> _GOAL_
Copy each line that has the string "学生活动" somewhere in it.

[Dataset excerpt]
## start

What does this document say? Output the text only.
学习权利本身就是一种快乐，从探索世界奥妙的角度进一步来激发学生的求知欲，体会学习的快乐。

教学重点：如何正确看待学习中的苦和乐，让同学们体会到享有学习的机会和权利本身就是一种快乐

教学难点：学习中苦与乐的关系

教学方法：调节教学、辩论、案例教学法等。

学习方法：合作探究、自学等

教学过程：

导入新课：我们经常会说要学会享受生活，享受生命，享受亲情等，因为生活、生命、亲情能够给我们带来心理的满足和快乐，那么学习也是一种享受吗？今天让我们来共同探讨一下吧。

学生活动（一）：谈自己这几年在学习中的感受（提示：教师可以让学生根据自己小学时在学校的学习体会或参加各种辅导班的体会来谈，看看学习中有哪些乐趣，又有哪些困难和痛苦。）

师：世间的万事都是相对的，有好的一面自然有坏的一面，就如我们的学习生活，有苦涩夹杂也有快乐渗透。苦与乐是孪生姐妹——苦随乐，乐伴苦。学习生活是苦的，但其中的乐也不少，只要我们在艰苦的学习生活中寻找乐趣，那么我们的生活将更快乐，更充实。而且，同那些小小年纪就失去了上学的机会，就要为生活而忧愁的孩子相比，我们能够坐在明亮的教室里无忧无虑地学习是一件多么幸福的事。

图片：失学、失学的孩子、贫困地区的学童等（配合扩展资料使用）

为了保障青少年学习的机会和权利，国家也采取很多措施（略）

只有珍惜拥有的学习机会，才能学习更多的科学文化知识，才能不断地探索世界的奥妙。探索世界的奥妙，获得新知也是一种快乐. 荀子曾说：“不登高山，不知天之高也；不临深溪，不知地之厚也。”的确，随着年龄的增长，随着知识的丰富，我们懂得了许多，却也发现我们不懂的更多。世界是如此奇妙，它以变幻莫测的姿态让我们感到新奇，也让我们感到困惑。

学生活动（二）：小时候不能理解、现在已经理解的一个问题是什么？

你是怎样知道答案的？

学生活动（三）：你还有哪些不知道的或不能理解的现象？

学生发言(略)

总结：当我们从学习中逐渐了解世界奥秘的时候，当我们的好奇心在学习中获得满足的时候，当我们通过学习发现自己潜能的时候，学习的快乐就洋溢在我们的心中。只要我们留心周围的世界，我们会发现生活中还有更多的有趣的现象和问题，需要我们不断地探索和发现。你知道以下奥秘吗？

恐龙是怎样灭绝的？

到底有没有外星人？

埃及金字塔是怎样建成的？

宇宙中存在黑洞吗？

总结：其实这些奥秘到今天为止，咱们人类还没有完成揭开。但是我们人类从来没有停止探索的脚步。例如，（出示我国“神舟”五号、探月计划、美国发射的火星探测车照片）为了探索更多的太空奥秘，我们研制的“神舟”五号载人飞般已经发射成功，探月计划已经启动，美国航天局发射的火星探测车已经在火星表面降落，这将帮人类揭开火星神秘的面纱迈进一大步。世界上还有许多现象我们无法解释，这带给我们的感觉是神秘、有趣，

## end
## start

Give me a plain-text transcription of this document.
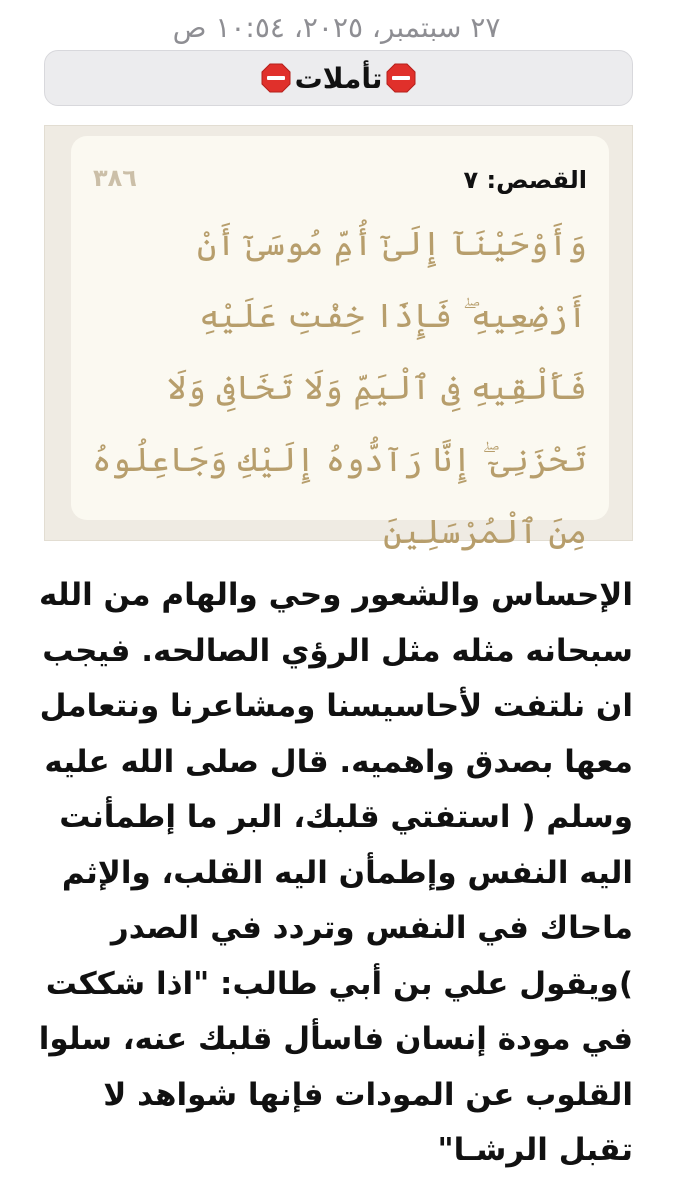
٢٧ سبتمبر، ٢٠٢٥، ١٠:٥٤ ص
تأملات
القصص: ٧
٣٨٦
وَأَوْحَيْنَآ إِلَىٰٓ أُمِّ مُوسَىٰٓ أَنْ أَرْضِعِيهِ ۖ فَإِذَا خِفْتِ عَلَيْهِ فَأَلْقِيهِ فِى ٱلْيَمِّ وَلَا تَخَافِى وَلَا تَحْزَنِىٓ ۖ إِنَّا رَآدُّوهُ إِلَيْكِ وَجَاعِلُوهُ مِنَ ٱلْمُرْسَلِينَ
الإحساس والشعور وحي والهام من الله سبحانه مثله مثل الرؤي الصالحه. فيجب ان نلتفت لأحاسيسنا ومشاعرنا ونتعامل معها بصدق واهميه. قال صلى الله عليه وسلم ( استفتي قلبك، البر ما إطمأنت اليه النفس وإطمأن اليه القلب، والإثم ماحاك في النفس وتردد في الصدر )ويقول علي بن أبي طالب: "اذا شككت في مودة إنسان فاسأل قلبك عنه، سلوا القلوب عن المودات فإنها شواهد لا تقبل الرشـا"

## end

> _FINAL RESULT_
学生活动（一）：谈自己这几年在学习中的感受（提示：教师可以让学生根据自己小学时在学校的学习体会或参加各种辅导班的体会来谈，看看学习中有哪些乐趣，又有哪些困难和痛苦。）
学生活动（二）：小时候不能理解、现在已经理解的一个问题是什么？
学生活动（三）：你还有哪些不知道的或不能理解的现象？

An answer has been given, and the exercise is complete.